What the task requires
Restate every line of the material, word for word.

# Entries shown start

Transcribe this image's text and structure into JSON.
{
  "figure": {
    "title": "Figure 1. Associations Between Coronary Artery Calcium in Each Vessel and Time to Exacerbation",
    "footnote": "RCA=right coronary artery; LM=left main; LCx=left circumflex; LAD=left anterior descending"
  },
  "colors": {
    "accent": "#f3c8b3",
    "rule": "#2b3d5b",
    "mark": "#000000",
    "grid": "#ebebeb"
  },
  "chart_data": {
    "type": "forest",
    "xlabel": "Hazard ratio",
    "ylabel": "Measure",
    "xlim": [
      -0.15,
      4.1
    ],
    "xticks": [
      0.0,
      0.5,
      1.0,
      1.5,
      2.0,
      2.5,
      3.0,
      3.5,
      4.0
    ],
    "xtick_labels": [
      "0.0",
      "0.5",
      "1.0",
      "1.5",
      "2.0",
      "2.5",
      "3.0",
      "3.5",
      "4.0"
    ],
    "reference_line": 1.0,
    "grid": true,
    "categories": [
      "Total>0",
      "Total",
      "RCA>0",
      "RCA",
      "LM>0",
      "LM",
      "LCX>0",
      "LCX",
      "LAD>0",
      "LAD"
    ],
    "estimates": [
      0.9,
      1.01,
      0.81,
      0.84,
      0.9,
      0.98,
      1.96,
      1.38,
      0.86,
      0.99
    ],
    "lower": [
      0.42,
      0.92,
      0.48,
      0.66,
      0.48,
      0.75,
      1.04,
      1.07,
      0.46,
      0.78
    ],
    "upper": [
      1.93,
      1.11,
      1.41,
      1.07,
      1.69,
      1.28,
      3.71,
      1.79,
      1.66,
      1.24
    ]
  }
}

# Entries shown end

Complete output
Transcribe this image's text and structure into JSON.
{
  "figure": {
    "title": "Figure 1. Associations Between Coronary Artery Calcium in Each Vessel and Time to Exacerbation",
    "footnote": "RCA=right coronary artery; LM=left main; LCx=left circumflex; LAD=left anterior descending"
  },
  "colors": {
    "accent": "#f3c8b3",
    "rule": "#2b3d5b",
    "mark": "#000000",
    "grid": "#ebebeb"
  },
  "chart_data": {
    "type": "forest",
    "xlabel": "Hazard ratio",
    "ylabel": "Measure",
    "xlim": [
      -0.15,
      4.1
    ],
    "xticks": [
      0.0,
      0.5,
      1.0,
      1.5,
      2.0,
      2.5,
      3.0,
      3.5,
      4.0
    ],
    "xtick_labels": [
      "0.0",
      "0.5",
      "1.0",
      "1.5",
      "2.0",
      "2.5",
      "3.0",
      "3.5",
      "4.0"
    ],
    "reference_line": 1.0,
    "grid": true,
    "categories": [
      "Total>0",
      "Total",
      "RCA>0",
      "RCA",
      "LM>0",
      "LM",
      "LCX>0",
      "LCX",
      "LAD>0",
      "LAD"
    ],
    "estimates": [
      0.9,
      1.01,
      0.81,
      0.84,
      0.9,
      0.98,
      1.96,
      1.38,
      0.86,
      0.99
    ],
    "lower": [
      0.42,
      0.92,
      0.48,
      0.66,
      0.48,
      0.75,
      1.04,
      1.07,
      0.46,
      0.78
    ],
    "upper": [
      1.93,
      1.11,
      1.41,
      1.07,
      1.69,
      1.28,
      3.71,
      1.79,
      1.66,
      1.24
    ]
  }
}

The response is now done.